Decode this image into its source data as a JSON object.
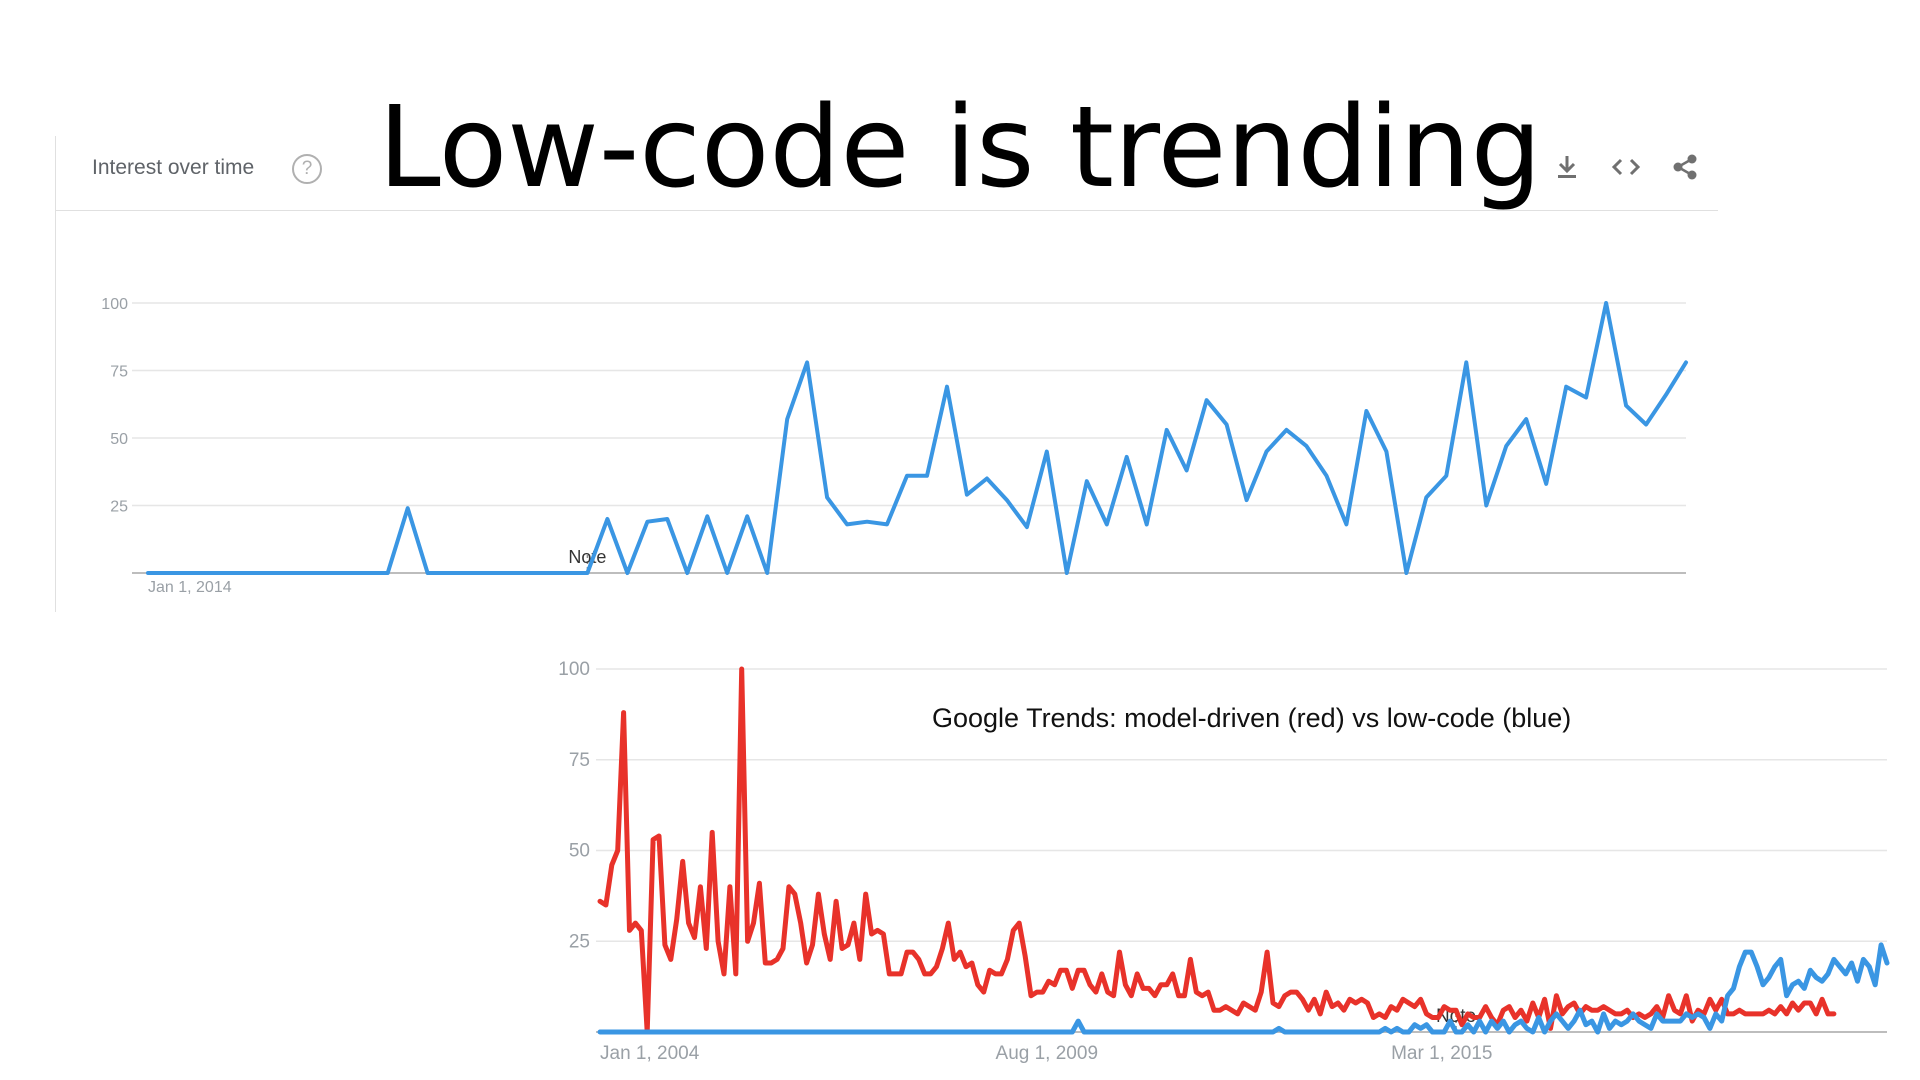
{
  "slide": {
    "title": "Low-code is trending"
  },
  "panel_top": {
    "heading": "Interest over time",
    "icons": [
      "help-icon",
      "download-icon",
      "embed-icon",
      "share-icon"
    ]
  },
  "colors": {
    "blue": "#3a96e3",
    "red": "#e8322a",
    "grid": "#e6e6e6",
    "axis": "#bdbdbd",
    "tick": "#9aa0a6"
  },
  "chart_data": [
    {
      "type": "line",
      "title": "",
      "xlabel": "",
      "ylabel": "",
      "ylim": [
        0,
        100
      ],
      "yticks": [
        25,
        50,
        75,
        100
      ],
      "x_tick_labels": [
        {
          "index": 0,
          "label": "Jan 1, 2014"
        }
      ],
      "annotation": {
        "text": "Note",
        "index": 22
      },
      "grid": true,
      "series": [
        {
          "values": [
            0,
            0,
            0,
            0,
            0,
            0,
            0,
            0,
            0,
            0,
            0,
            0,
            0,
            24,
            0,
            0,
            0,
            0,
            0,
            0,
            0,
            0,
            0,
            20,
            0,
            19,
            20,
            0,
            21,
            0,
            21,
            0,
            57,
            78,
            28,
            18,
            19,
            18,
            36,
            36,
            69,
            29,
            35,
            27,
            17,
            45,
            0,
            34,
            18,
            43,
            18,
            53,
            38,
            64,
            55,
            27,
            45,
            53,
            47,
            36,
            18,
            60,
            45,
            0,
            28,
            36,
            78,
            25,
            47,
            57,
            33,
            69,
            65,
            100,
            62,
            55,
            66,
            78
          ]
        }
      ]
    },
    {
      "type": "line",
      "title": "Google Trends: model-driven (red) vs low-code (blue)",
      "xlabel": "",
      "ylabel": "",
      "ylim": [
        0,
        100
      ],
      "yticks": [
        25,
        50,
        75,
        100
      ],
      "x_tick_labels": [
        {
          "index": 0,
          "label": "Jan 1, 2004"
        },
        {
          "index": 67,
          "label": "Aug 1, 2009"
        },
        {
          "index": 134,
          "label": "Mar 1, 2015"
        }
      ],
      "annotation": {
        "text": "Note",
        "index": 145
      },
      "grid": true,
      "series": [
        {
          "name": "model-driven",
          "color": "red",
          "values": [
            36,
            35,
            46,
            50,
            88,
            28,
            30,
            28,
            0,
            53,
            54,
            24,
            20,
            31,
            47,
            30,
            26,
            40,
            23,
            55,
            25,
            16,
            40,
            16,
            100,
            25,
            30,
            41,
            19,
            19,
            20,
            23,
            40,
            38,
            30,
            19,
            24,
            38,
            27,
            20,
            36,
            23,
            24,
            30,
            20,
            38,
            27,
            28,
            27,
            16,
            16,
            16,
            22,
            22,
            20,
            16,
            16,
            18,
            23,
            30,
            20,
            22,
            18,
            19,
            13,
            11,
            17,
            16,
            16,
            20,
            28,
            30,
            21,
            10,
            11,
            11,
            14,
            13,
            17,
            17,
            12,
            17,
            17,
            13,
            11,
            16,
            11,
            10,
            22,
            13,
            10,
            16,
            12,
            12,
            10,
            13,
            13,
            16,
            10,
            10,
            20,
            11,
            10,
            11,
            6,
            6,
            7,
            6,
            5,
            8,
            7,
            6,
            11,
            22,
            8,
            7,
            10,
            11,
            11,
            9,
            6,
            9,
            5,
            11,
            7,
            8,
            6,
            9,
            8,
            9,
            8,
            4,
            5,
            4,
            7,
            6,
            9,
            8,
            7,
            9,
            5,
            4,
            4,
            7,
            6,
            6,
            2,
            5,
            4,
            4,
            7,
            4,
            2,
            6,
            7,
            4,
            6,
            3,
            8,
            4,
            9,
            1,
            10,
            5,
            7,
            8,
            5,
            7,
            6,
            6,
            7,
            6,
            5,
            5,
            6,
            4,
            5,
            4,
            5,
            7,
            4,
            10,
            6,
            5,
            10,
            3,
            6,
            5,
            9,
            6,
            9,
            5,
            5,
            6,
            5,
            5,
            5,
            5,
            6,
            5,
            7,
            5,
            8,
            6,
            8,
            8,
            5,
            9,
            5,
            5
          ],
          "comment": "readings are approximate; red series tapers from highs near 100 in 2006 to single digits after 2015"
        },
        {
          "name": "low-code",
          "color": "blue",
          "values": [
            0,
            0,
            0,
            0,
            0,
            0,
            0,
            0,
            0,
            0,
            0,
            0,
            0,
            0,
            0,
            0,
            0,
            0,
            0,
            0,
            0,
            0,
            0,
            0,
            0,
            0,
            0,
            0,
            0,
            0,
            0,
            0,
            0,
            0,
            0,
            0,
            0,
            0,
            0,
            0,
            0,
            0,
            0,
            0,
            0,
            0,
            0,
            0,
            0,
            0,
            0,
            0,
            0,
            0,
            0,
            0,
            0,
            0,
            0,
            0,
            0,
            0,
            0,
            0,
            0,
            0,
            0,
            0,
            0,
            0,
            0,
            0,
            0,
            0,
            0,
            0,
            0,
            0,
            0,
            0,
            0,
            3,
            0,
            0,
            0,
            0,
            0,
            0,
            0,
            0,
            0,
            0,
            0,
            0,
            0,
            0,
            0,
            0,
            0,
            0,
            0,
            0,
            0,
            0,
            0,
            0,
            0,
            0,
            0,
            0,
            0,
            0,
            0,
            0,
            0,
            1,
            0,
            0,
            0,
            0,
            0,
            0,
            0,
            0,
            0,
            0,
            0,
            0,
            0,
            0,
            0,
            0,
            0,
            1,
            0,
            1,
            0,
            0,
            2,
            1,
            2,
            0,
            0,
            0,
            3,
            0,
            0,
            2,
            0,
            3,
            0,
            3,
            1,
            3,
            0,
            2,
            3,
            1,
            0,
            4,
            0,
            3,
            5,
            3,
            1,
            3,
            6,
            2,
            3,
            0,
            5,
            1,
            3,
            2,
            3,
            5,
            3,
            2,
            1,
            5,
            3,
            3,
            3,
            3,
            5,
            4,
            5,
            4,
            1,
            5,
            3,
            10,
            12,
            18,
            22,
            22,
            18,
            13,
            15,
            18,
            20,
            10,
            13,
            14,
            12,
            17,
            15,
            14,
            16,
            20,
            18,
            16,
            19,
            14,
            20,
            18,
            13,
            24,
            19
          ]
        }
      ]
    }
  ]
}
+++++
**Directive**: Every entry above needs to be retyped exactly; drop the pictures.

**Final result**:
Decode this image into its source data as a JSON object.
{
  "slide": {
    "title": "Low-code is trending"
  },
  "panel_top": {
    "heading": "Interest over time",
    "icons": [
      "help-icon",
      "download-icon",
      "embed-icon",
      "share-icon"
    ]
  },
  "colors": {
    "blue": "#3a96e3",
    "red": "#e8322a",
    "grid": "#e6e6e6",
    "axis": "#bdbdbd",
    "tick": "#9aa0a6"
  },
  "chart_data": [
    {
      "type": "line",
      "title": "",
      "xlabel": "",
      "ylabel": "",
      "ylim": [
        0,
        100
      ],
      "yticks": [
        25,
        50,
        75,
        100
      ],
      "x_tick_labels": [
        {
          "index": 0,
          "label": "Jan 1, 2014"
        }
      ],
      "annotation": {
        "text": "Note",
        "index": 22
      },
      "grid": true,
      "series": [
        {
          "values": [
            0,
            0,
            0,
            0,
            0,
            0,
            0,
            0,
            0,
            0,
            0,
            0,
            0,
            24,
            0,
            0,
            0,
            0,
            0,
            0,
            0,
            0,
            0,
            20,
            0,
            19,
            20,
            0,
            21,
            0,
            21,
            0,
            57,
            78,
            28,
            18,
            19,
            18,
            36,
            36,
            69,
            29,
            35,
            27,
            17,
            45,
            0,
            34,
            18,
            43,
            18,
            53,
            38,
            64,
            55,
            27,
            45,
            53,
            47,
            36,
            18,
            60,
            45,
            0,
            28,
            36,
            78,
            25,
            47,
            57,
            33,
            69,
            65,
            100,
            62,
            55,
            66,
            78
          ]
        }
      ]
    },
    {
      "type": "line",
      "title": "Google Trends: model-driven (red) vs low-code (blue)",
      "xlabel": "",
      "ylabel": "",
      "ylim": [
        0,
        100
      ],
      "yticks": [
        25,
        50,
        75,
        100
      ],
      "x_tick_labels": [
        {
          "index": 0,
          "label": "Jan 1, 2004"
        },
        {
          "index": 67,
          "label": "Aug 1, 2009"
        },
        {
          "index": 134,
          "label": "Mar 1, 2015"
        }
      ],
      "annotation": {
        "text": "Note",
        "index": 145
      },
      "grid": true,
      "series": [
        {
          "name": "model-driven",
          "color": "red",
          "values": [
            36,
            35,
            46,
            50,
            88,
            28,
            30,
            28,
            0,
            53,
            54,
            24,
            20,
            31,
            47,
            30,
            26,
            40,
            23,
            55,
            25,
            16,
            40,
            16,
            100,
            25,
            30,
            41,
            19,
            19,
            20,
            23,
            40,
            38,
            30,
            19,
            24,
            38,
            27,
            20,
            36,
            23,
            24,
            30,
            20,
            38,
            27,
            28,
            27,
            16,
            16,
            16,
            22,
            22,
            20,
            16,
            16,
            18,
            23,
            30,
            20,
            22,
            18,
            19,
            13,
            11,
            17,
            16,
            16,
            20,
            28,
            30,
            21,
            10,
            11,
            11,
            14,
            13,
            17,
            17,
            12,
            17,
            17,
            13,
            11,
            16,
            11,
            10,
            22,
            13,
            10,
            16,
            12,
            12,
            10,
            13,
            13,
            16,
            10,
            10,
            20,
            11,
            10,
            11,
            6,
            6,
            7,
            6,
            5,
            8,
            7,
            6,
            11,
            22,
            8,
            7,
            10,
            11,
            11,
            9,
            6,
            9,
            5,
            11,
            7,
            8,
            6,
            9,
            8,
            9,
            8,
            4,
            5,
            4,
            7,
            6,
            9,
            8,
            7,
            9,
            5,
            4,
            4,
            7,
            6,
            6,
            2,
            5,
            4,
            4,
            7,
            4,
            2,
            6,
            7,
            4,
            6,
            3,
            8,
            4,
            9,
            1,
            10,
            5,
            7,
            8,
            5,
            7,
            6,
            6,
            7,
            6,
            5,
            5,
            6,
            4,
            5,
            4,
            5,
            7,
            4,
            10,
            6,
            5,
            10,
            3,
            6,
            5,
            9,
            6,
            9,
            5,
            5,
            6,
            5,
            5,
            5,
            5,
            6,
            5,
            7,
            5,
            8,
            6,
            8,
            8,
            5,
            9,
            5,
            5
          ],
          "comment": "readings are approximate; red series tapers from highs near 100 in 2006 to single digits after 2015"
        },
        {
          "name": "low-code",
          "color": "blue",
          "values": [
            0,
            0,
            0,
            0,
            0,
            0,
            0,
            0,
            0,
            0,
            0,
            0,
            0,
            0,
            0,
            0,
            0,
            0,
            0,
            0,
            0,
            0,
            0,
            0,
            0,
            0,
            0,
            0,
            0,
            0,
            0,
            0,
            0,
            0,
            0,
            0,
            0,
            0,
            0,
            0,
            0,
            0,
            0,
            0,
            0,
            0,
            0,
            0,
            0,
            0,
            0,
            0,
            0,
            0,
            0,
            0,
            0,
            0,
            0,
            0,
            0,
            0,
            0,
            0,
            0,
            0,
            0,
            0,
            0,
            0,
            0,
            0,
            0,
            0,
            0,
            0,
            0,
            0,
            0,
            0,
            0,
            3,
            0,
            0,
            0,
            0,
            0,
            0,
            0,
            0,
            0,
            0,
            0,
            0,
            0,
            0,
            0,
            0,
            0,
            0,
            0,
            0,
            0,
            0,
            0,
            0,
            0,
            0,
            0,
            0,
            0,
            0,
            0,
            0,
            0,
            1,
            0,
            0,
            0,
            0,
            0,
            0,
            0,
            0,
            0,
            0,
            0,
            0,
            0,
            0,
            0,
            0,
            0,
            1,
            0,
            1,
            0,
            0,
            2,
            1,
            2,
            0,
            0,
            0,
            3,
            0,
            0,
            2,
            0,
            3,
            0,
            3,
            1,
            3,
            0,
            2,
            3,
            1,
            0,
            4,
            0,
            3,
            5,
            3,
            1,
            3,
            6,
            2,
            3,
            0,
            5,
            1,
            3,
            2,
            3,
            5,
            3,
            2,
            1,
            5,
            3,
            3,
            3,
            3,
            5,
            4,
            5,
            4,
            1,
            5,
            3,
            10,
            12,
            18,
            22,
            22,
            18,
            13,
            15,
            18,
            20,
            10,
            13,
            14,
            12,
            17,
            15,
            14,
            16,
            20,
            18,
            16,
            19,
            14,
            20,
            18,
            13,
            24,
            19
          ]
        }
      ]
    }
  ]
}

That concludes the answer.